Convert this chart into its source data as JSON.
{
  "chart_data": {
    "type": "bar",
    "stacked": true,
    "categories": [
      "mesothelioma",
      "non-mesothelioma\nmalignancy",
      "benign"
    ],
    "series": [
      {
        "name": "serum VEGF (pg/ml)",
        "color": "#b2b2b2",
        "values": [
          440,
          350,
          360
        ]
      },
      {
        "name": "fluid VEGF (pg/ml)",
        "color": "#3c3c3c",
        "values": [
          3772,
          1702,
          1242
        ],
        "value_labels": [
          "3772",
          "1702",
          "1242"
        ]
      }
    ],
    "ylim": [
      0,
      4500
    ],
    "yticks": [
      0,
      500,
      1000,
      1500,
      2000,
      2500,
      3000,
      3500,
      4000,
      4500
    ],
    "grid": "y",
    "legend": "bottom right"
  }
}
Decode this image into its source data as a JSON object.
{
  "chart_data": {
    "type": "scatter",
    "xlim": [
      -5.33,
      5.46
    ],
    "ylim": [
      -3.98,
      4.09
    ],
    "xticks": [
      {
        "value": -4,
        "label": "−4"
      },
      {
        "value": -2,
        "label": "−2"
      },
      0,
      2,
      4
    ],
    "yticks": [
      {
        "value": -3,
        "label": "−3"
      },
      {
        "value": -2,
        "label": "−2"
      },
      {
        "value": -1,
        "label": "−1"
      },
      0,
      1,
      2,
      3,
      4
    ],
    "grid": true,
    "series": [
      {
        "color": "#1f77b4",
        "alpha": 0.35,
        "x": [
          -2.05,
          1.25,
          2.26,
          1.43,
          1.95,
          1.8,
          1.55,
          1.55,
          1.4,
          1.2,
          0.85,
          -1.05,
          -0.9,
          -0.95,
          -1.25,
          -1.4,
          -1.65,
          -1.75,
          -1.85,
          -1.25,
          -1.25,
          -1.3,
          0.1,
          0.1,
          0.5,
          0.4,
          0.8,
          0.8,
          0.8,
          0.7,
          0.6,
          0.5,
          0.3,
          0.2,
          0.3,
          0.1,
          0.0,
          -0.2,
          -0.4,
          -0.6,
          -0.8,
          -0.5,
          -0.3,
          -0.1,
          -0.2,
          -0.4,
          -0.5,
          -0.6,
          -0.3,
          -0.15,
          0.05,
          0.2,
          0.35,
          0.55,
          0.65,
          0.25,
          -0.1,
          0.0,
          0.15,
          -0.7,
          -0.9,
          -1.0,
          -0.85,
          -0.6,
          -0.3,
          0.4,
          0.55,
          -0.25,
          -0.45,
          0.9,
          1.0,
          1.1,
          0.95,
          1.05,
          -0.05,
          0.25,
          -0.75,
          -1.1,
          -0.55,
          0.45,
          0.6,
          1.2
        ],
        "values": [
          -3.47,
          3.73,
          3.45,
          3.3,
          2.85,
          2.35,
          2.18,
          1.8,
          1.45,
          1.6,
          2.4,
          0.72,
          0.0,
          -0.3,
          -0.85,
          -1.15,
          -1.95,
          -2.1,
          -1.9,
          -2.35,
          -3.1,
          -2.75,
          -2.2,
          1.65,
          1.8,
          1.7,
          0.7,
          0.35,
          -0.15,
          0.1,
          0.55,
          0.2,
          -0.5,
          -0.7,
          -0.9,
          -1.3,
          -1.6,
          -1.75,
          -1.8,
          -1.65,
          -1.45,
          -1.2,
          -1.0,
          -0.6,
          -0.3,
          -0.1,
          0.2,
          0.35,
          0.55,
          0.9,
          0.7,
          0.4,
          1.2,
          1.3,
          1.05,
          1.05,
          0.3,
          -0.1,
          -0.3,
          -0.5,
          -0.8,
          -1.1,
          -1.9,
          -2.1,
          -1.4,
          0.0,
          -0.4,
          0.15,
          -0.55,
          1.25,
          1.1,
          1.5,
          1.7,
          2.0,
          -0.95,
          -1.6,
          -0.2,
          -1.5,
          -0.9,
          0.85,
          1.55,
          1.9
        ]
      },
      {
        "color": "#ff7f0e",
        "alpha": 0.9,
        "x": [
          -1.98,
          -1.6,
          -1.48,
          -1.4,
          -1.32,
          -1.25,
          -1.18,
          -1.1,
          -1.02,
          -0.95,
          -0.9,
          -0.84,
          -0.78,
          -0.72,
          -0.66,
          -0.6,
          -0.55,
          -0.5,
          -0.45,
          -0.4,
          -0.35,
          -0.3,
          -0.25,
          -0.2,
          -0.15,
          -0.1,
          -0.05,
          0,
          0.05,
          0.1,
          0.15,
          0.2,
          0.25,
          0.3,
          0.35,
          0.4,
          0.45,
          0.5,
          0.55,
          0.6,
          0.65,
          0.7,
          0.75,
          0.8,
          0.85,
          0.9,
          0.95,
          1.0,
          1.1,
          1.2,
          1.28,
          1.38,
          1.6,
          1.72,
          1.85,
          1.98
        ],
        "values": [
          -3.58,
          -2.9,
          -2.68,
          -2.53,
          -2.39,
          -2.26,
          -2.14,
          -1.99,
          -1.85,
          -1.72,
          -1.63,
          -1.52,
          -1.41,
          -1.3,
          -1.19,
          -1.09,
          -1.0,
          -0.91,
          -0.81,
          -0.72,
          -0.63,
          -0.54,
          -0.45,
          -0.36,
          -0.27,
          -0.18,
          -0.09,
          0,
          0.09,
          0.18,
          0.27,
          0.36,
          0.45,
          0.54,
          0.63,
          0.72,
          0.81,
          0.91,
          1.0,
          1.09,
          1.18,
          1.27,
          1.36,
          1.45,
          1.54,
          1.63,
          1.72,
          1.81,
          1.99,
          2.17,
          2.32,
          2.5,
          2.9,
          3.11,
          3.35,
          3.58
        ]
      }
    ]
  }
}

Task prompt: Reproduce each line holding the word "VEGF".

Written reply:
        "name": "serum VEGF (pg/ml)",
        "name": "fluid VEGF (pg/ml)",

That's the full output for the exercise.